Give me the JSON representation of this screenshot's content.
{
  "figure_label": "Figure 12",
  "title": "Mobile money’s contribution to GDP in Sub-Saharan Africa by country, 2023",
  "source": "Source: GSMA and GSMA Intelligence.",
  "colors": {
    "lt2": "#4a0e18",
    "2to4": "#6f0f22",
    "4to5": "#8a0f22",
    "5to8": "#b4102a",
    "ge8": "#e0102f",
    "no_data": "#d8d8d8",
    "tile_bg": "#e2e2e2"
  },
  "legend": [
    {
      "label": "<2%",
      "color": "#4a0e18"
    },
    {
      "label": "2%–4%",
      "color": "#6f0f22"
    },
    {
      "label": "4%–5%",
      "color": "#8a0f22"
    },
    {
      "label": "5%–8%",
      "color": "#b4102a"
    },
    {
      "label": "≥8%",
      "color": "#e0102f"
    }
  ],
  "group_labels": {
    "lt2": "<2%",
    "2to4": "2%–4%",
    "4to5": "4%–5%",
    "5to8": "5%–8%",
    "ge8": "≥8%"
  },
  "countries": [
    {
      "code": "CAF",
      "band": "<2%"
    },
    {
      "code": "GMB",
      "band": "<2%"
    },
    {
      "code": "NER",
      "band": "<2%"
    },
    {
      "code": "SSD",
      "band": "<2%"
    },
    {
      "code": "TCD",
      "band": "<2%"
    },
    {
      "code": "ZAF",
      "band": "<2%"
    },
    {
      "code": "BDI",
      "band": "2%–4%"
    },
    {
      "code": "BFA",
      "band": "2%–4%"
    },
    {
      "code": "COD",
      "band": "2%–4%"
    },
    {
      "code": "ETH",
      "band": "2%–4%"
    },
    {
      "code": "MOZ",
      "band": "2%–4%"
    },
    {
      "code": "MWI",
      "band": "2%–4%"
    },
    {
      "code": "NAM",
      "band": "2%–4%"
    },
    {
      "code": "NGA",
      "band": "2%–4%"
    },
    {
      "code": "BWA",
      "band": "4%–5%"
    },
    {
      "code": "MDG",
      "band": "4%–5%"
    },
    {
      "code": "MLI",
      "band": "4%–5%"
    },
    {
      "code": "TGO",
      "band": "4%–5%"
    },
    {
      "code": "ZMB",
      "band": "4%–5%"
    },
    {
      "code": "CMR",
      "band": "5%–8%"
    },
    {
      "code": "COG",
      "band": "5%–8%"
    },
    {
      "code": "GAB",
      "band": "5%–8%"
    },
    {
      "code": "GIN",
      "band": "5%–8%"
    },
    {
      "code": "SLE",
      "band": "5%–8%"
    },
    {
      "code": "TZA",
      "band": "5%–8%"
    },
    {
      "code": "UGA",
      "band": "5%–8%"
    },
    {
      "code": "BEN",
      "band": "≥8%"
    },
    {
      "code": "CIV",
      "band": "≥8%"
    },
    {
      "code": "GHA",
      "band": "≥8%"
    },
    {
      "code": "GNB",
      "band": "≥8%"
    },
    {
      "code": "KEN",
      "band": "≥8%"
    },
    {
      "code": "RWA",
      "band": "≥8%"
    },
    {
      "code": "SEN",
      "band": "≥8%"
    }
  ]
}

WORK REQUIRED: All of the records must be repeated exactly.

EXERCISE ANSWER:
Give me the JSON representation of this screenshot's content.
{
  "figure_label": "Figure 12",
  "title": "Mobile money’s contribution to GDP in Sub-Saharan Africa by country, 2023",
  "source": "Source: GSMA and GSMA Intelligence.",
  "colors": {
    "lt2": "#4a0e18",
    "2to4": "#6f0f22",
    "4to5": "#8a0f22",
    "5to8": "#b4102a",
    "ge8": "#e0102f",
    "no_data": "#d8d8d8",
    "tile_bg": "#e2e2e2"
  },
  "legend": [
    {
      "label": "<2%",
      "color": "#4a0e18"
    },
    {
      "label": "2%–4%",
      "color": "#6f0f22"
    },
    {
      "label": "4%–5%",
      "color": "#8a0f22"
    },
    {
      "label": "5%–8%",
      "color": "#b4102a"
    },
    {
      "label": "≥8%",
      "color": "#e0102f"
    }
  ],
  "group_labels": {
    "lt2": "<2%",
    "2to4": "2%–4%",
    "4to5": "4%–5%",
    "5to8": "5%–8%",
    "ge8": "≥8%"
  },
  "countries": [
    {
      "code": "CAF",
      "band": "<2%"
    },
    {
      "code": "GMB",
      "band": "<2%"
    },
    {
      "code": "NER",
      "band": "<2%"
    },
    {
      "code": "SSD",
      "band": "<2%"
    },
    {
      "code": "TCD",
      "band": "<2%"
    },
    {
      "code": "ZAF",
      "band": "<2%"
    },
    {
      "code": "BDI",
      "band": "2%–4%"
    },
    {
      "code": "BFA",
      "band": "2%–4%"
    },
    {
      "code": "COD",
      "band": "2%–4%"
    },
    {
      "code": "ETH",
      "band": "2%–4%"
    },
    {
      "code": "MOZ",
      "band": "2%–4%"
    },
    {
      "code": "MWI",
      "band": "2%–4%"
    },
    {
      "code": "NAM",
      "band": "2%–4%"
    },
    {
      "code": "NGA",
      "band": "2%–4%"
    },
    {
      "code": "BWA",
      "band": "4%–5%"
    },
    {
      "code": "MDG",
      "band": "4%–5%"
    },
    {
      "code": "MLI",
      "band": "4%–5%"
    },
    {
      "code": "TGO",
      "band": "4%–5%"
    },
    {
      "code": "ZMB",
      "band": "4%–5%"
    },
    {
      "code": "CMR",
      "band": "5%–8%"
    },
    {
      "code": "COG",
      "band": "5%–8%"
    },
    {
      "code": "GAB",
      "band": "5%–8%"
    },
    {
      "code": "GIN",
      "band": "5%–8%"
    },
    {
      "code": "SLE",
      "band": "5%–8%"
    },
    {
      "code": "TZA",
      "band": "5%–8%"
    },
    {
      "code": "UGA",
      "band": "5%–8%"
    },
    {
      "code": "BEN",
      "band": "≥8%"
    },
    {
      "code": "CIV",
      "band": "≥8%"
    },
    {
      "code": "GHA",
      "band": "≥8%"
    },
    {
      "code": "GNB",
      "band": "≥8%"
    },
    {
      "code": "KEN",
      "band": "≥8%"
    },
    {
      "code": "RWA",
      "band": "≥8%"
    },
    {
      "code": "SEN",
      "band": "≥8%"
    }
  ]
}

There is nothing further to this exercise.